Make an exact copy of each entry, leaving out every picture.

• **MATERIAL FOR THIS TASK**:
:::

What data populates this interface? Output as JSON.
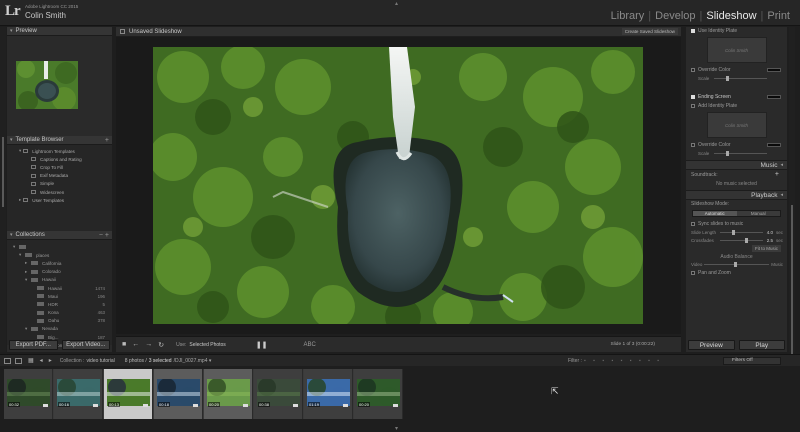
{
  "identity": {
    "logo": "Lr",
    "product": "Adobe Lightroom CC 2015",
    "user": "Colin Smith"
  },
  "modules": {
    "library": "Library",
    "develop": "Develop",
    "slideshow": "Slideshow",
    "print": "Print",
    "separator": "|"
  },
  "left_panel": {
    "preview_title": "Preview",
    "template_browser_title": "Template Browser",
    "templates": [
      {
        "label": "Lightroom Templates",
        "child": false,
        "twisty": "▾"
      },
      {
        "label": "Captions and Rating",
        "child": true,
        "twisty": ""
      },
      {
        "label": "Crop To Fill",
        "child": true,
        "twisty": ""
      },
      {
        "label": "Exif Metadata",
        "child": true,
        "twisty": ""
      },
      {
        "label": "Simple",
        "child": true,
        "twisty": ""
      },
      {
        "label": "Widescreen",
        "child": true,
        "twisty": ""
      },
      {
        "label": "User Templates",
        "child": false,
        "twisty": "▸"
      }
    ],
    "collections_title": "Collections",
    "collections_controls": "− +",
    "collections": [
      {
        "label": "",
        "count": "",
        "indent": 0,
        "twisty": "▾"
      },
      {
        "label": "places",
        "count": "",
        "indent": 1,
        "twisty": "▾"
      },
      {
        "label": "California",
        "count": "",
        "indent": 2,
        "twisty": "▸"
      },
      {
        "label": "Colorado",
        "count": "",
        "indent": 2,
        "twisty": "▸"
      },
      {
        "label": "Hawaii",
        "count": "",
        "indent": 2,
        "twisty": "▾"
      },
      {
        "label": "Hawaii",
        "count": "1474",
        "indent": 3,
        "twisty": ""
      },
      {
        "label": "Maui",
        "count": "196",
        "indent": 3,
        "twisty": ""
      },
      {
        "label": "HDR",
        "count": "5",
        "indent": 3,
        "twisty": ""
      },
      {
        "label": "Kona",
        "count": "463",
        "indent": 3,
        "twisty": ""
      },
      {
        "label": "Oahu",
        "count": "378",
        "indent": 3,
        "twisty": ""
      },
      {
        "label": "Nevada",
        "count": "",
        "indent": 2,
        "twisty": "▾"
      },
      {
        "label": "Big...",
        "count": "187",
        "indent": 3,
        "twisty": ""
      },
      {
        "label": "Nelson",
        "count": "131",
        "indent": 3,
        "twisty": ""
      }
    ],
    "export_pdf": "Export PDF...",
    "export_video": "Export Video..."
  },
  "center": {
    "slideshow_title": "Unsaved Slideshow",
    "create_saved": "Create Saved Slideshow",
    "use_label": "Use:",
    "use_value": "Selected Photos",
    "play_state": "❚❚",
    "abc": "ABC",
    "slide_counter": "Slide 1 of 3 (0:00:22)"
  },
  "right_panel": {
    "use_identity_plate": "Use Identity Plate",
    "identity_plate_text": "Colin Smith",
    "override_color": "Override Color",
    "scale_label": "Scale",
    "ending_screen": "Ending Screen",
    "add_identity_plate": "Add Identity Plate",
    "override_color_2": "Override Color",
    "scale_label_2": "Scale",
    "music_title": "Music",
    "soundtrack": "Soundtrack:",
    "no_music": "No music selected",
    "playback_title": "Playback",
    "slideshow_mode": "Slideshow Mode:",
    "mode_automatic": "Automatic",
    "mode_manual": "Manual",
    "sync_slides": "Sync slides to music",
    "slide_length_label": "Slide Length",
    "slide_length_value": "4.0",
    "slide_length_unit": "sec",
    "slide_length_level": 0.3,
    "crossfades_label": "Crossfades",
    "crossfades_value": "2.5",
    "crossfades_unit": "sec",
    "crossfades_level": 0.6,
    "fit_to_music": "Fit to Music",
    "audio_balance": "Audio Balance",
    "video_label": "Video",
    "music_label": "Music",
    "pan_and_zoom": "Pan and Zoom",
    "preview_button": "Preview",
    "play_button": "Play",
    "collapse_triangle": "◂"
  },
  "filmstrip_bar": {
    "source_label": "Collection :",
    "source": "video tutorial",
    "count": "8 photos /",
    "selected": "3 selected",
    "file": "/DJI_0027.mp4 ▾",
    "filter_label": "Filter :",
    "filter_icons": "▪ ▪ ▪ ▪ ▪ ▪ ▪ ▪ ▪",
    "filter_value": "Filters Off"
  },
  "filmstrip": {
    "thumbs": [
      {
        "duration": "00:32",
        "selected": false,
        "sel_level": 0
      },
      {
        "duration": "00:16",
        "selected": false,
        "sel_level": 0
      },
      {
        "duration": "00:13",
        "selected": true,
        "sel_level": 2
      },
      {
        "duration": "00:18",
        "selected": true,
        "sel_level": 1
      },
      {
        "duration": "00:20",
        "selected": true,
        "sel_level": 1
      },
      {
        "duration": "00:38",
        "selected": false,
        "sel_level": 0
      },
      {
        "duration": "01:19",
        "selected": false,
        "sel_level": 0
      },
      {
        "duration": "00:20",
        "selected": false,
        "sel_level": 0
      }
    ]
  },
  "colors": {
    "background": "#1e1e1e",
    "panel": "#2a2a2a",
    "text": "#b8b8b8",
    "active_module": "#e8e8e8",
    "foliage": "#3f6b22",
    "water": "#3c4a4c"
  }
}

:::

• **EXPECTED ANSWER**:
What data populates this interface? Output as JSON.
{
  "identity": {
    "logo": "Lr",
    "product": "Adobe Lightroom CC 2015",
    "user": "Colin Smith"
  },
  "modules": {
    "library": "Library",
    "develop": "Develop",
    "slideshow": "Slideshow",
    "print": "Print",
    "separator": "|"
  },
  "left_panel": {
    "preview_title": "Preview",
    "template_browser_title": "Template Browser",
    "templates": [
      {
        "label": "Lightroom Templates",
        "child": false,
        "twisty": "▾"
      },
      {
        "label": "Captions and Rating",
        "child": true,
        "twisty": ""
      },
      {
        "label": "Crop To Fill",
        "child": true,
        "twisty": ""
      },
      {
        "label": "Exif Metadata",
        "child": true,
        "twisty": ""
      },
      {
        "label": "Simple",
        "child": true,
        "twisty": ""
      },
      {
        "label": "Widescreen",
        "child": true,
        "twisty": ""
      },
      {
        "label": "User Templates",
        "child": false,
        "twisty": "▸"
      }
    ],
    "collections_title": "Collections",
    "collections_controls": "− +",
    "collections": [
      {
        "label": "",
        "count": "",
        "indent": 0,
        "twisty": "▾"
      },
      {
        "label": "places",
        "count": "",
        "indent": 1,
        "twisty": "▾"
      },
      {
        "label": "California",
        "count": "",
        "indent": 2,
        "twisty": "▸"
      },
      {
        "label": "Colorado",
        "count": "",
        "indent": 2,
        "twisty": "▸"
      },
      {
        "label": "Hawaii",
        "count": "",
        "indent": 2,
        "twisty": "▾"
      },
      {
        "label": "Hawaii",
        "count": "1474",
        "indent": 3,
        "twisty": ""
      },
      {
        "label": "Maui",
        "count": "196",
        "indent": 3,
        "twisty": ""
      },
      {
        "label": "HDR",
        "count": "5",
        "indent": 3,
        "twisty": ""
      },
      {
        "label": "Kona",
        "count": "463",
        "indent": 3,
        "twisty": ""
      },
      {
        "label": "Oahu",
        "count": "378",
        "indent": 3,
        "twisty": ""
      },
      {
        "label": "Nevada",
        "count": "",
        "indent": 2,
        "twisty": "▾"
      },
      {
        "label": "Big...",
        "count": "187",
        "indent": 3,
        "twisty": ""
      },
      {
        "label": "Nelson",
        "count": "131",
        "indent": 3,
        "twisty": ""
      }
    ],
    "export_pdf": "Export PDF...",
    "export_video": "Export Video..."
  },
  "center": {
    "slideshow_title": "Unsaved Slideshow",
    "create_saved": "Create Saved Slideshow",
    "use_label": "Use:",
    "use_value": "Selected Photos",
    "play_state": "❚❚",
    "abc": "ABC",
    "slide_counter": "Slide 1 of 3 (0:00:22)"
  },
  "right_panel": {
    "use_identity_plate": "Use Identity Plate",
    "identity_plate_text": "Colin Smith",
    "override_color": "Override Color",
    "scale_label": "Scale",
    "ending_screen": "Ending Screen",
    "add_identity_plate": "Add Identity Plate",
    "override_color_2": "Override Color",
    "scale_label_2": "Scale",
    "music_title": "Music",
    "soundtrack": "Soundtrack:",
    "no_music": "No music selected",
    "playback_title": "Playback",
    "slideshow_mode": "Slideshow Mode:",
    "mode_automatic": "Automatic",
    "mode_manual": "Manual",
    "sync_slides": "Sync slides to music",
    "slide_length_label": "Slide Length",
    "slide_length_value": "4.0",
    "slide_length_unit": "sec",
    "slide_length_level": 0.3,
    "crossfades_label": "Crossfades",
    "crossfades_value": "2.5",
    "crossfades_unit": "sec",
    "crossfades_level": 0.6,
    "fit_to_music": "Fit to Music",
    "audio_balance": "Audio Balance",
    "video_label": "Video",
    "music_label": "Music",
    "pan_and_zoom": "Pan and Zoom",
    "preview_button": "Preview",
    "play_button": "Play",
    "collapse_triangle": "◂"
  },
  "filmstrip_bar": {
    "source_label": "Collection :",
    "source": "video tutorial",
    "count": "8 photos /",
    "selected": "3 selected",
    "file": "/DJI_0027.mp4 ▾",
    "filter_label": "Filter :",
    "filter_icons": "▪ ▪ ▪ ▪ ▪ ▪ ▪ ▪ ▪",
    "filter_value": "Filters Off"
  },
  "filmstrip": {
    "thumbs": [
      {
        "duration": "00:32",
        "selected": false,
        "sel_level": 0
      },
      {
        "duration": "00:16",
        "selected": false,
        "sel_level": 0
      },
      {
        "duration": "00:13",
        "selected": true,
        "sel_level": 2
      },
      {
        "duration": "00:18",
        "selected": true,
        "sel_level": 1
      },
      {
        "duration": "00:20",
        "selected": true,
        "sel_level": 1
      },
      {
        "duration": "00:38",
        "selected": false,
        "sel_level": 0
      },
      {
        "duration": "01:19",
        "selected": false,
        "sel_level": 0
      },
      {
        "duration": "00:20",
        "selected": false,
        "sel_level": 0
      }
    ]
  },
  "colors": {
    "background": "#1e1e1e",
    "panel": "#2a2a2a",
    "text": "#b8b8b8",
    "active_module": "#e8e8e8",
    "foliage": "#3f6b22",
    "water": "#3c4a4c"
  }
}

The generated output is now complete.